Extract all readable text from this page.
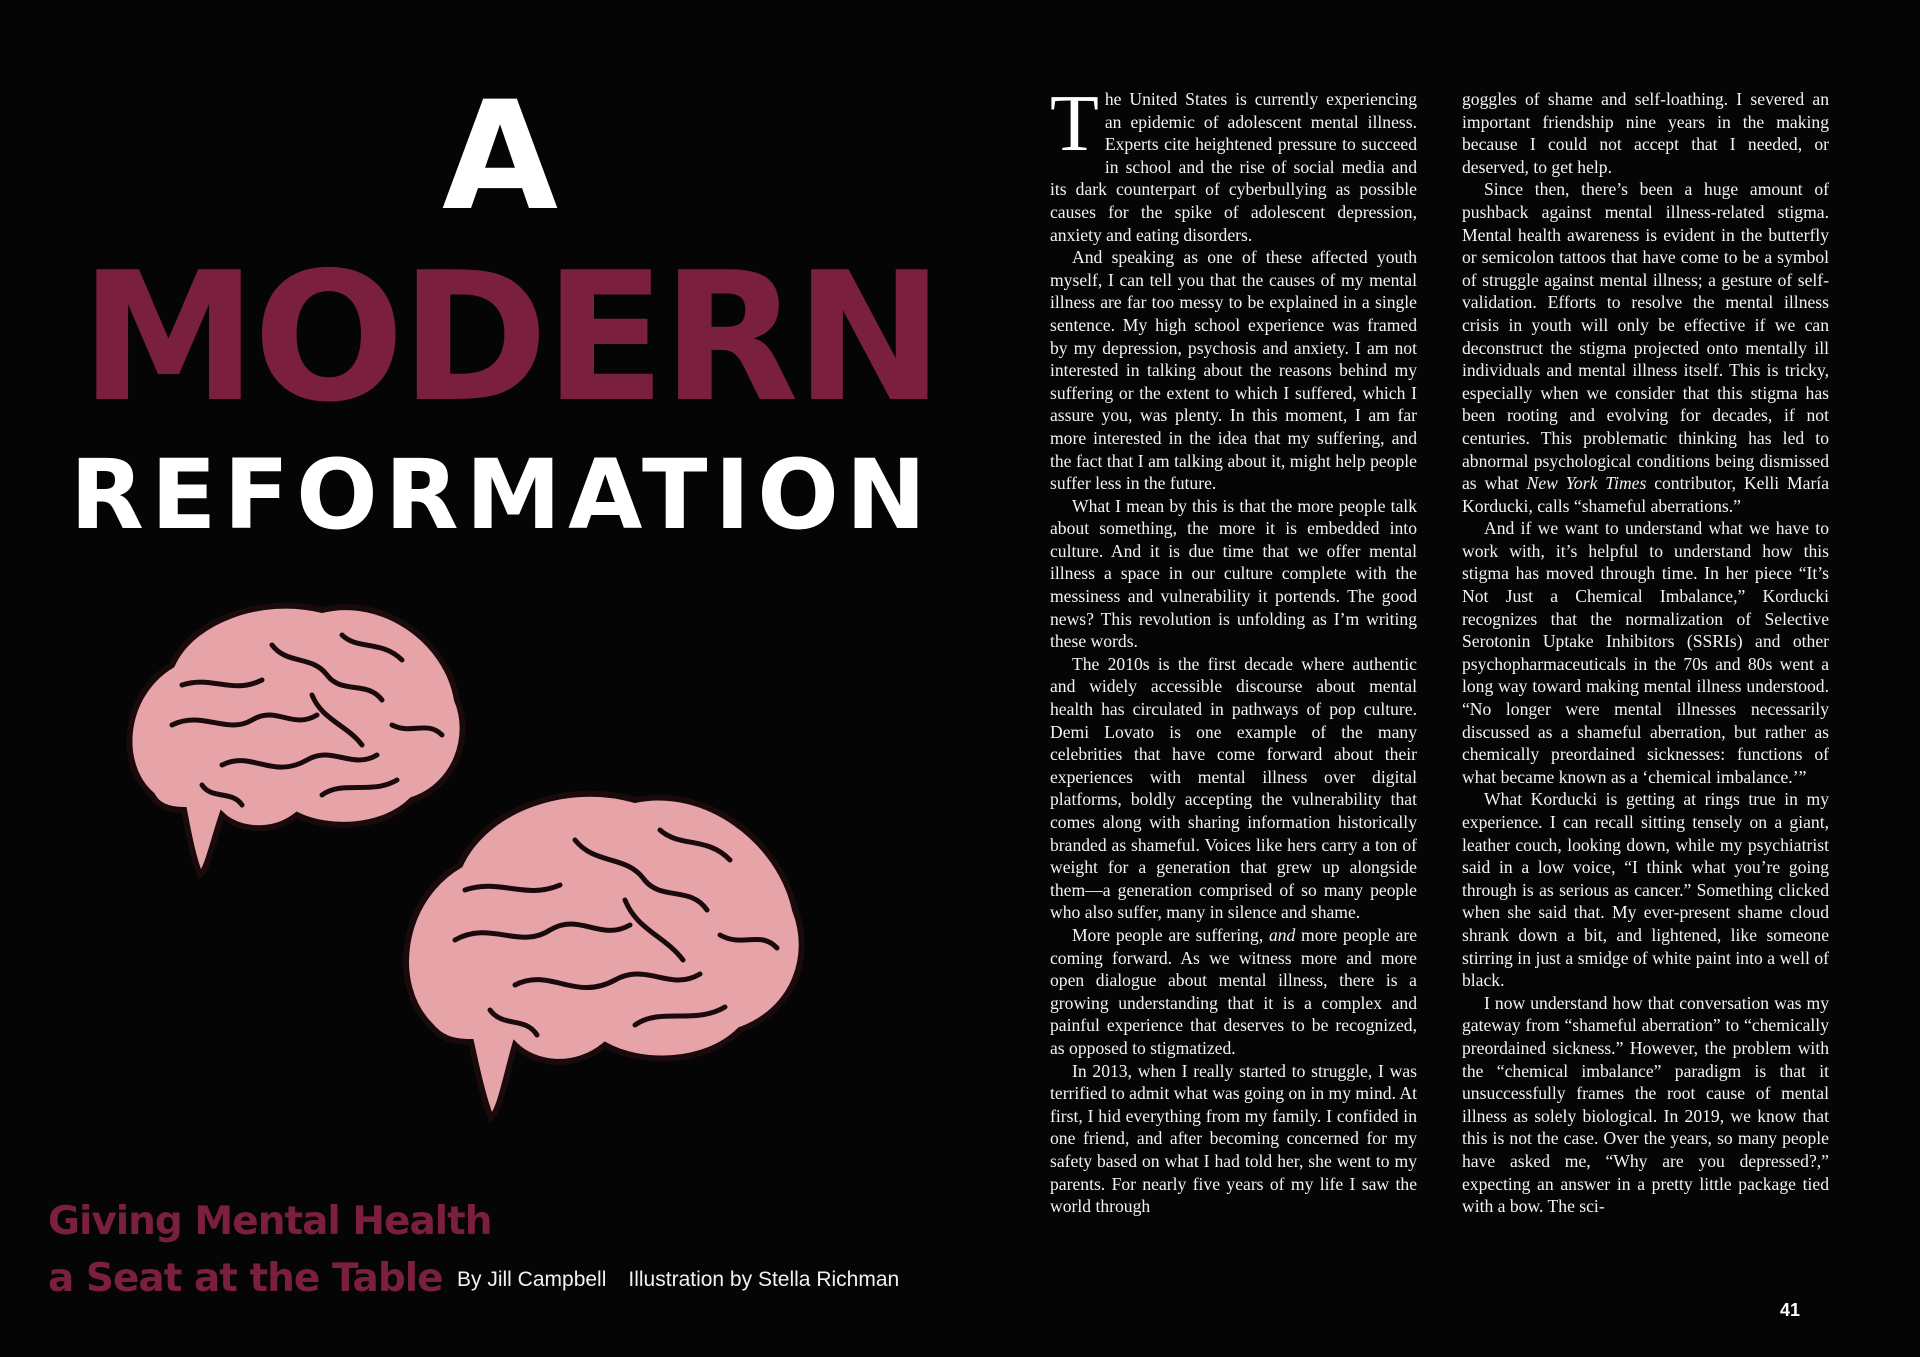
A
MODERN
REFORMATION
Giving Mental Health
a Seat at the Table By Jill Campbell Illustration by Stella Richman

The United States is currently experiencing an epidemic of adolescent mental illness. Experts cite heightened pressure to succeed in school and the rise of social media and its dark counterpart of cyberbullying as possible causes for the spike of adolescent depression, anxiety and eating disorders.

And speaking as one of these affected youth myself, I can tell you that the causes of my mental illness are far too messy to be explained in a single sentence. My high school experience was framed by my depression, psychosis and anxiety. I am not interested in talking about the reasons behind my suffering or the extent to which I suffered, which I assure you, was plenty. In this moment, I am far more interested in the idea that my suffering, and the fact that I am talking about it, might help people suffer less in the future.

What I mean by this is that the more people talk about something, the more it is embedded into culture. And it is due time that we offer mental illness a space in our culture complete with the messiness and vulnerability it portends. The good news? This revolution is unfolding as I’m writing these words.

The 2010s is the first decade where authentic and widely accessible discourse about mental health has circulated in pathways of pop culture. Demi Lovato is one example of the many celebrities that have come forward about their experiences with mental illness over digital platforms, boldly accepting the vulnerability that comes along with sharing information historically branded as shameful. Voices like hers carry a ton of weight for a generation that grew up alongside them—a generation comprised of so many people who also suffer, many in silence and shame.

More people are suffering, and more people are coming forward. As we witness more and more open dialogue about mental illness, there is a growing understanding that it is a complex and painful experience that deserves to be recognized, as opposed to stigmatized.

In 2013, when I really started to struggle, I was terrified to admit what was going on in my mind. At first, I hid everything from my family. I confided in one friend, and after becoming concerned for my safety based on what I had told her, she went to my parents. For nearly five years of my life I saw the world through

goggles of shame and self-loathing. I severed an important friendship nine years in the making because I could not accept that I needed, or deserved, to get help.

Since then, there’s been a huge amount of pushback against mental illness-related stigma. Mental health awareness is evident in the butterfly or semicolon tattoos that have come to be a symbol of struggle against mental illness; a gesture of self-validation. Efforts to resolve the mental illness crisis in youth will only be effective if we can deconstruct the stigma projected onto mentally ill individuals and mental illness itself. This is tricky, especially when we consider that this stigma has been rooting and evolving for decades, if not centuries. This problematic thinking has led to abnormal psychological conditions being dismissed as what New York Times contributor, Kelli María Korducki, calls “shameful aberrations.”

And if we want to understand what we have to work with, it’s helpful to understand how this stigma has moved through time. In her piece “It’s Not Just a Chemical Imbalance,” Korducki recognizes that the normalization of Selective Serotonin Uptake Inhibitors (SSRIs) and other psychopharmaceuticals in the 70s and 80s went a long way toward making mental illness understood. “No longer were mental illnesses necessarily discussed as a shameful aberration, but rather as chemically preordained sicknesses: functions of what became known as a ‘chemical imbalance.’”

What Korducki is getting at rings true in my experience. I can recall sitting tensely on a giant, leather couch, looking down, while my psychiatrist said in a low voice, “I think what you’re going through is as serious as cancer.” Something clicked when she said that. My ever-present shame cloud shrank down a bit, and lightened, like someone stirring in just a smidge of white paint into a well of black.

I now understand how that conversation was my gateway from “shameful aberration” to “chemically preordained sickness.” However, the problem with the “chemical imbalance” paradigm is that it unsuccessfully frames the root cause of mental illness as solely biological. In 2019, we know that this is not the case. Over the years, so many people have asked me, “Why are you depressed?,” expecting an answer in a pretty little package tied with a bow. The sci-

41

To be done —
Repeat each entry precisely as it appears. Leave the pictures out.

Result of the task —
Extract all readable text from this page.
A
MODERN
REFORMATION
Giving Mental Health
a Seat at the Table By Jill Campbell Illustration by Stella Richman

The United States is currently experiencing an epidemic of adolescent mental illness. Experts cite heightened pressure to succeed in school and the rise of social media and its dark counterpart of cyberbullying as possible causes for the spike of adolescent depression, anxiety and eating disorders.

And speaking as one of these affected youth myself, I can tell you that the causes of my mental illness are far too messy to be explained in a single sentence. My high school experience was framed by my depression, psychosis and anxiety. I am not interested in talking about the reasons behind my suffering or the extent to which I suffered, which I assure you, was plenty. In this moment, I am far more interested in the idea that my suffering, and the fact that I am talking about it, might help people suffer less in the future.

What I mean by this is that the more people talk about something, the more it is embedded into culture. And it is due time that we offer mental illness a space in our culture complete with the messiness and vulnerability it portends. The good news? This revolution is unfolding as I’m writing these words.

The 2010s is the first decade where authentic and widely accessible discourse about mental health has circulated in pathways of pop culture. Demi Lovato is one example of the many celebrities that have come forward about their experiences with mental illness over digital platforms, boldly accepting the vulnerability that comes along with sharing information historically branded as shameful. Voices like hers carry a ton of weight for a generation that grew up alongside them—a generation comprised of so many people who also suffer, many in silence and shame.

More people are suffering, and more people are coming forward. As we witness more and more open dialogue about mental illness, there is a growing understanding that it is a complex and painful experience that deserves to be recognized, as opposed to stigmatized.

In 2013, when I really started to struggle, I was terrified to admit what was going on in my mind. At first, I hid everything from my family. I confided in one friend, and after becoming concerned for my safety based on what I had told her, she went to my parents. For nearly five years of my life I saw the world through

goggles of shame and self-loathing. I severed an important friendship nine years in the making because I could not accept that I needed, or deserved, to get help.

Since then, there’s been a huge amount of pushback against mental illness-related stigma. Mental health awareness is evident in the butterfly or semicolon tattoos that have come to be a symbol of struggle against mental illness; a gesture of self-validation. Efforts to resolve the mental illness crisis in youth will only be effective if we can deconstruct the stigma projected onto mentally ill individuals and mental illness itself. This is tricky, especially when we consider that this stigma has been rooting and evolving for decades, if not centuries. This problematic thinking has led to abnormal psychological conditions being dismissed as what New York Times contributor, Kelli María Korducki, calls “shameful aberrations.”

And if we want to understand what we have to work with, it’s helpful to understand how this stigma has moved through time. In her piece “It’s Not Just a Chemical Imbalance,” Korducki recognizes that the normalization of Selective Serotonin Uptake Inhibitors (SSRIs) and other psychopharmaceuticals in the 70s and 80s went a long way toward making mental illness understood. “No longer were mental illnesses necessarily discussed as a shameful aberration, but rather as chemically preordained sicknesses: functions of what became known as a ‘chemical imbalance.’”

What Korducki is getting at rings true in my experience. I can recall sitting tensely on a giant, leather couch, looking down, while my psychiatrist said in a low voice, “I think what you’re going through is as serious as cancer.” Something clicked when she said that. My ever-present shame cloud shrank down a bit, and lightened, like someone stirring in just a smidge of white paint into a well of black.

I now understand how that conversation was my gateway from “shameful aberration” to “chemically preordained sickness.” However, the problem with the “chemical imbalance” paradigm is that it unsuccessfully frames the root cause of mental illness as solely biological. In 2019, we know that this is not the case. Over the years, so many people have asked me, “Why are you depressed?,” expecting an answer in a pretty little package tied with a bow. The sci-

41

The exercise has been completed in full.